Excerpt from a dataset:
***
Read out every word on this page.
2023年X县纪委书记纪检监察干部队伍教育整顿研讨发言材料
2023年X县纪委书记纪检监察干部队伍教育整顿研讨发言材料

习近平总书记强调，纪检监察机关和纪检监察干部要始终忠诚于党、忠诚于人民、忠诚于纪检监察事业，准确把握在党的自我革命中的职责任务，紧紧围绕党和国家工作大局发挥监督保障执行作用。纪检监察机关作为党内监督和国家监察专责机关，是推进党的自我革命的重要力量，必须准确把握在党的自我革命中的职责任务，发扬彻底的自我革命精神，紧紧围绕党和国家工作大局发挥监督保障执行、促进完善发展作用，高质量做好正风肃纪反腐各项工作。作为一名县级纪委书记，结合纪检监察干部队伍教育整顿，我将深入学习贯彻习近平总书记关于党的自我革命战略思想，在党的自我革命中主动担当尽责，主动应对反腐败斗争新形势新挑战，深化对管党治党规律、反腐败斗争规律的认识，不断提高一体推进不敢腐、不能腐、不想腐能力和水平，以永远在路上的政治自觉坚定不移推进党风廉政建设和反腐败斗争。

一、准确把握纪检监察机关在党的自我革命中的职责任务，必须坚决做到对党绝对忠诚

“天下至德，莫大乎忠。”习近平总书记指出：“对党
***
> _DIRECTIONS_:
Can you restate every record above word for word?

> _PROBLEM SOLUTION_:
Read out every word on this page.
2023年X县纪委书记纪检监察干部队伍教育整顿研讨发言材料
2023年X县纪委书记纪检监察干部队伍教育整顿研讨发言材料

习近平总书记强调，纪检监察机关和纪检监察干部要始终忠诚于党、忠诚于人民、忠诚于纪检监察事业，准确把握在党的自我革命中的职责任务，紧紧围绕党和国家工作大局发挥监督保障执行作用。纪检监察机关作为党内监督和国家监察专责机关，是推进党的自我革命的重要力量，必须准确把握在党的自我革命中的职责任务，发扬彻底的自我革命精神，紧紧围绕党和国家工作大局发挥监督保障执行、促进完善发展作用，高质量做好正风肃纪反腐各项工作。作为一名县级纪委书记，结合纪检监察干部队伍教育整顿，我将深入学习贯彻习近平总书记关于党的自我革命战略思想，在党的自我革命中主动担当尽责，主动应对反腐败斗争新形势新挑战，深化对管党治党规律、反腐败斗争规律的认识，不断提高一体推进不敢腐、不能腐、不想腐能力和水平，以永远在路上的政治自觉坚定不移推进党风廉政建设和反腐败斗争。

一、准确把握纪检监察机关在党的自我革命中的职责任务，必须坚决做到对党绝对忠诚

“天下至德，莫大乎忠。”习近平总书记指出：“对党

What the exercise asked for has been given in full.